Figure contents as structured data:
____

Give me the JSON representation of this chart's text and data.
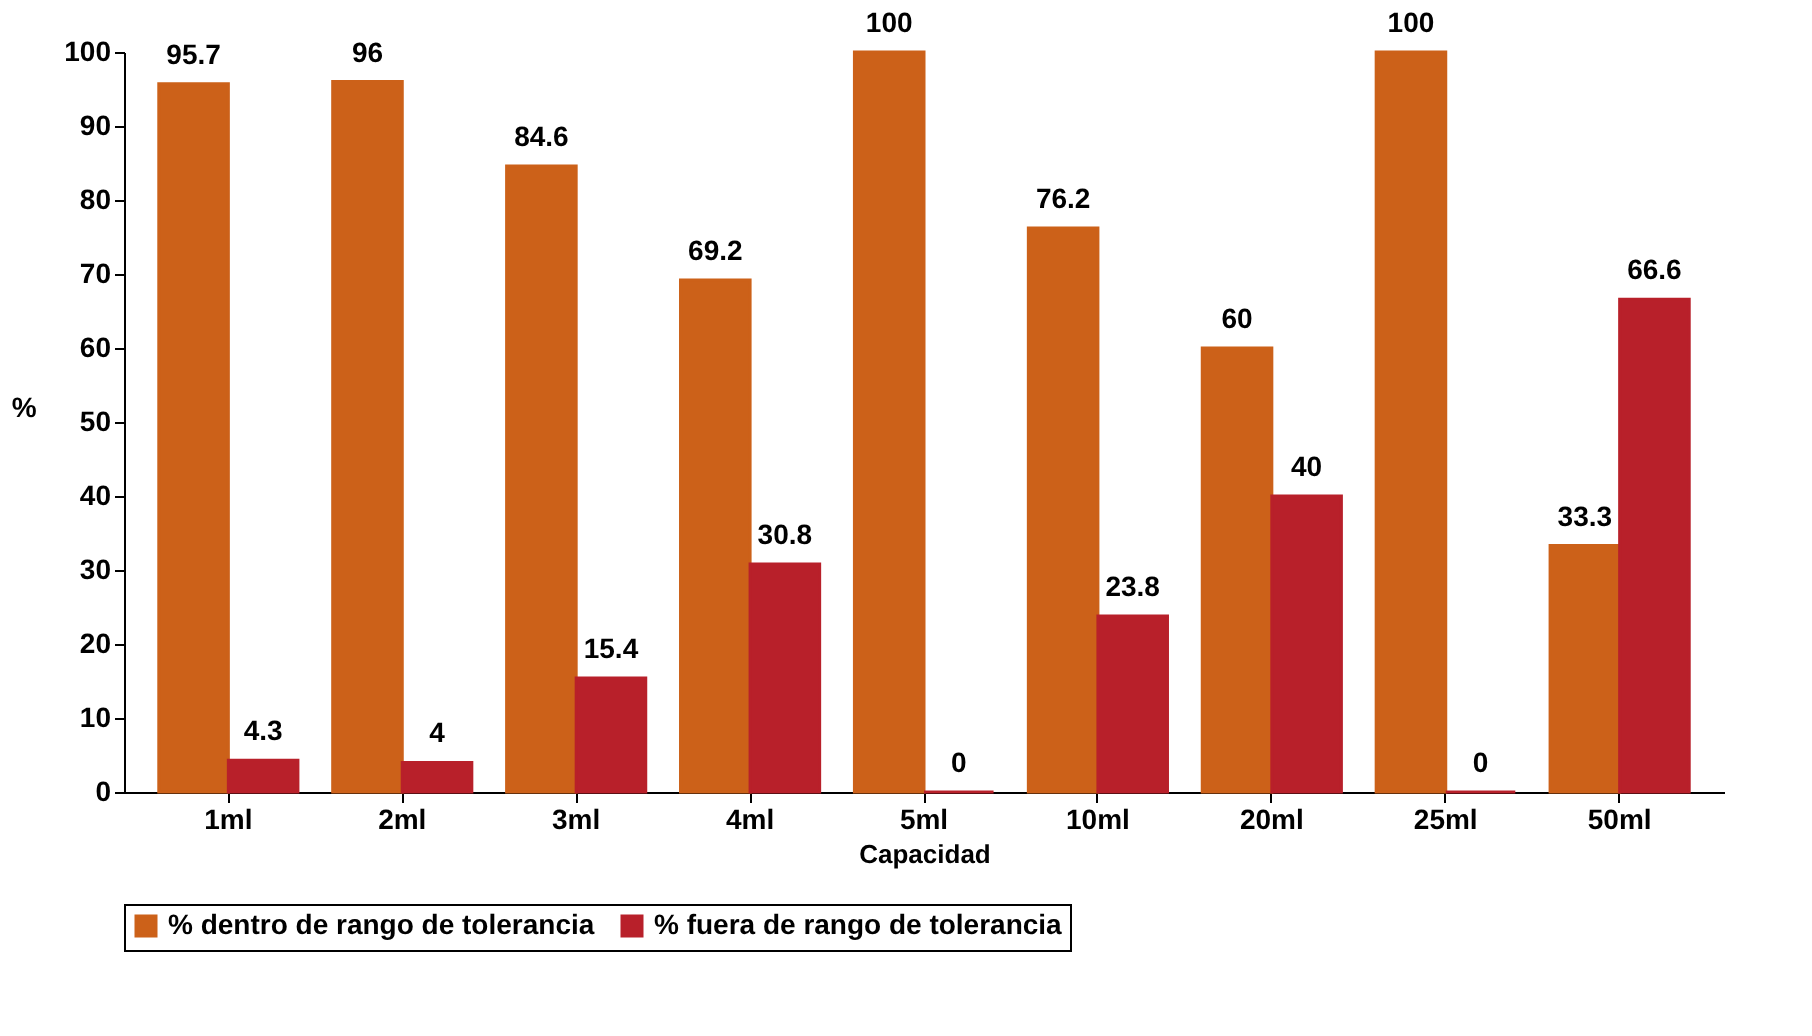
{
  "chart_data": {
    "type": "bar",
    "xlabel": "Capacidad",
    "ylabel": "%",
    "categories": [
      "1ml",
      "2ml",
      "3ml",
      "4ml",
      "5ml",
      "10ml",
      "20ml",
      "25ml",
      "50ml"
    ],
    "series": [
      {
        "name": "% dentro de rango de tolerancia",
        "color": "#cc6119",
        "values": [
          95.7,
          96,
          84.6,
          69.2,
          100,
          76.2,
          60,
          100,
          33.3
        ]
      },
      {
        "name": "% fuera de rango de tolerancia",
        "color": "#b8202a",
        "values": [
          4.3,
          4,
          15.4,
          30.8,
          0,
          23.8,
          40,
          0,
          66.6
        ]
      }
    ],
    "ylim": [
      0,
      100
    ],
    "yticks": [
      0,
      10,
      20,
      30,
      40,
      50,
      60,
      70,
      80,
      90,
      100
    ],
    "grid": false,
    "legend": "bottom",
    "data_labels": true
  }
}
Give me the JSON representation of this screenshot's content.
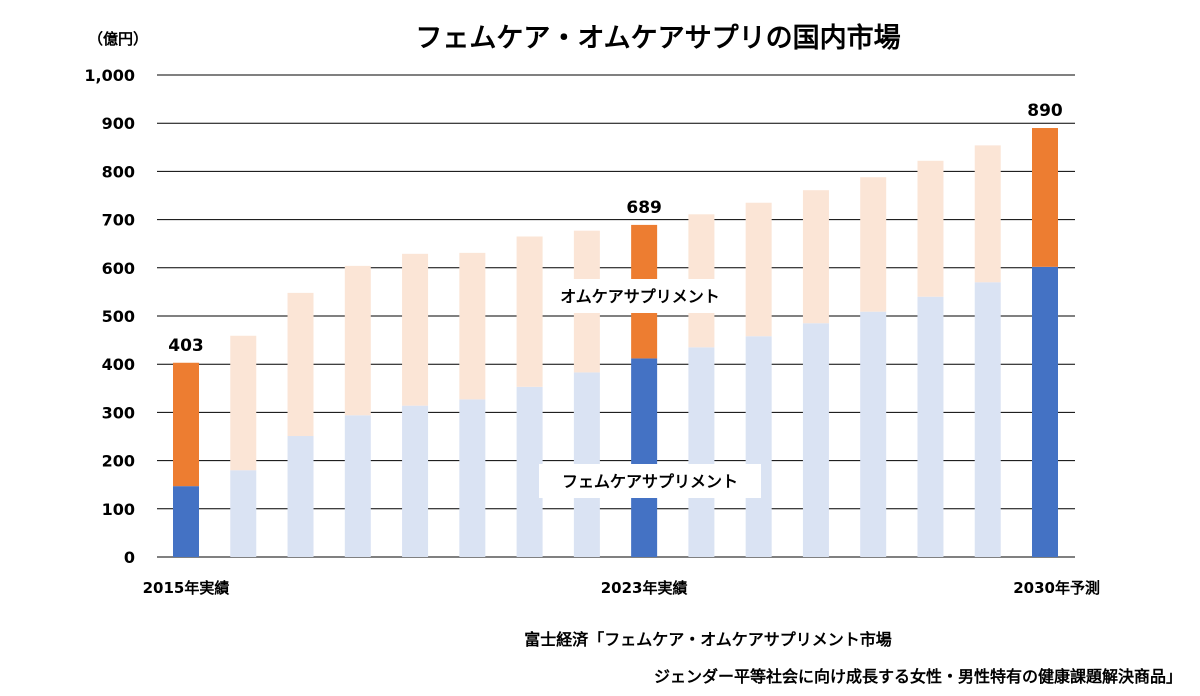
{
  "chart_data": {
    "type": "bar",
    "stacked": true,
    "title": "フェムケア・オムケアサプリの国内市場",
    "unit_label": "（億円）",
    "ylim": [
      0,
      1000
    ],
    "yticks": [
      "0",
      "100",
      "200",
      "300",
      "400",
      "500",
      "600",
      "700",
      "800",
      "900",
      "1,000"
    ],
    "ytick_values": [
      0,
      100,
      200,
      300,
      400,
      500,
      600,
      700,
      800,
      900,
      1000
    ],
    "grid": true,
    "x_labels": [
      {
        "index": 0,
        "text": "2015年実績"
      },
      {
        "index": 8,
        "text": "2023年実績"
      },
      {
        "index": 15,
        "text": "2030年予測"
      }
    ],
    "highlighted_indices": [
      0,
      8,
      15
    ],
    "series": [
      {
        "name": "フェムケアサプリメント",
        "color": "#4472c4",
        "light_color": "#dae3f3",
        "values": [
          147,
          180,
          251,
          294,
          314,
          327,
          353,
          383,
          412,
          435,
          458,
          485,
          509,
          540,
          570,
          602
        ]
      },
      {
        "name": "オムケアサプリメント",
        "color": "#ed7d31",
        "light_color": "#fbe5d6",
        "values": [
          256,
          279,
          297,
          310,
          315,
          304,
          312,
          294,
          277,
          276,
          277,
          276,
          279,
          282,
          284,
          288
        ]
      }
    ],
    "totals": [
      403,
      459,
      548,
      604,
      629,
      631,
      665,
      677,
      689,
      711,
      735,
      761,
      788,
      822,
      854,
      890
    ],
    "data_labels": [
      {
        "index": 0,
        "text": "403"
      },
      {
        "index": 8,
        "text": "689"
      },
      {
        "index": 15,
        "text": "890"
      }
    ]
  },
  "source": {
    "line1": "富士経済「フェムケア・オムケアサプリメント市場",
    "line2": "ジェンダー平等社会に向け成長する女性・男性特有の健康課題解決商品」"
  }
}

____

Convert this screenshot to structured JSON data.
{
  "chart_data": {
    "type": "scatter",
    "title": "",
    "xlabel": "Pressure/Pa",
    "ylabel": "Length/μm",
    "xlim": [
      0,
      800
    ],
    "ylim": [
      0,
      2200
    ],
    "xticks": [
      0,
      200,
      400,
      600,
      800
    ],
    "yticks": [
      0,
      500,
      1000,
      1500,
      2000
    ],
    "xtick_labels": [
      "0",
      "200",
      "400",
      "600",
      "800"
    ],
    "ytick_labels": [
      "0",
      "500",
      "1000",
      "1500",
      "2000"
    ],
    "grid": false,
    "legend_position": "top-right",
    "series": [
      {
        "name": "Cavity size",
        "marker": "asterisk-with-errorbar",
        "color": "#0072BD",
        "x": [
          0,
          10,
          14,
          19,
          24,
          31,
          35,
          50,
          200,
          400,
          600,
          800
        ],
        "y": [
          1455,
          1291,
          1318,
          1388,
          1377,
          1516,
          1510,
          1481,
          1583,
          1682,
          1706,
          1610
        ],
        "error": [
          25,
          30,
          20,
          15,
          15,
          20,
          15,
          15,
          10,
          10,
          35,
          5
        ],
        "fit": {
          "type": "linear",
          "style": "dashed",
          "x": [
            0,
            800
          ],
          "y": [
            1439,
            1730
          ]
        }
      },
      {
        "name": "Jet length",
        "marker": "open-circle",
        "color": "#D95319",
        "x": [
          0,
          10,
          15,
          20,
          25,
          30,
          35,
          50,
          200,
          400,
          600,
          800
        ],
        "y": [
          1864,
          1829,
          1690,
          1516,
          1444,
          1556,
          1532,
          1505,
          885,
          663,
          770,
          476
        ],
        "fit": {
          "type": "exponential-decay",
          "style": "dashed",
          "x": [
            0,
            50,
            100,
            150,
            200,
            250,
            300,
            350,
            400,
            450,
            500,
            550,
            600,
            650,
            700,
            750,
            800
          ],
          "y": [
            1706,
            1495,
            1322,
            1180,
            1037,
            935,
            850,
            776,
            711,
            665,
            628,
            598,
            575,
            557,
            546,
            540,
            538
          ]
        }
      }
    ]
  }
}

____

DIRECTION | Scan the listing above for the word "screenshot" and show each line where it is found.

COMPLETE ANSWER |
Give me the JSON representation of this screenshot's content.
Convert this screenshot to structured JSON data.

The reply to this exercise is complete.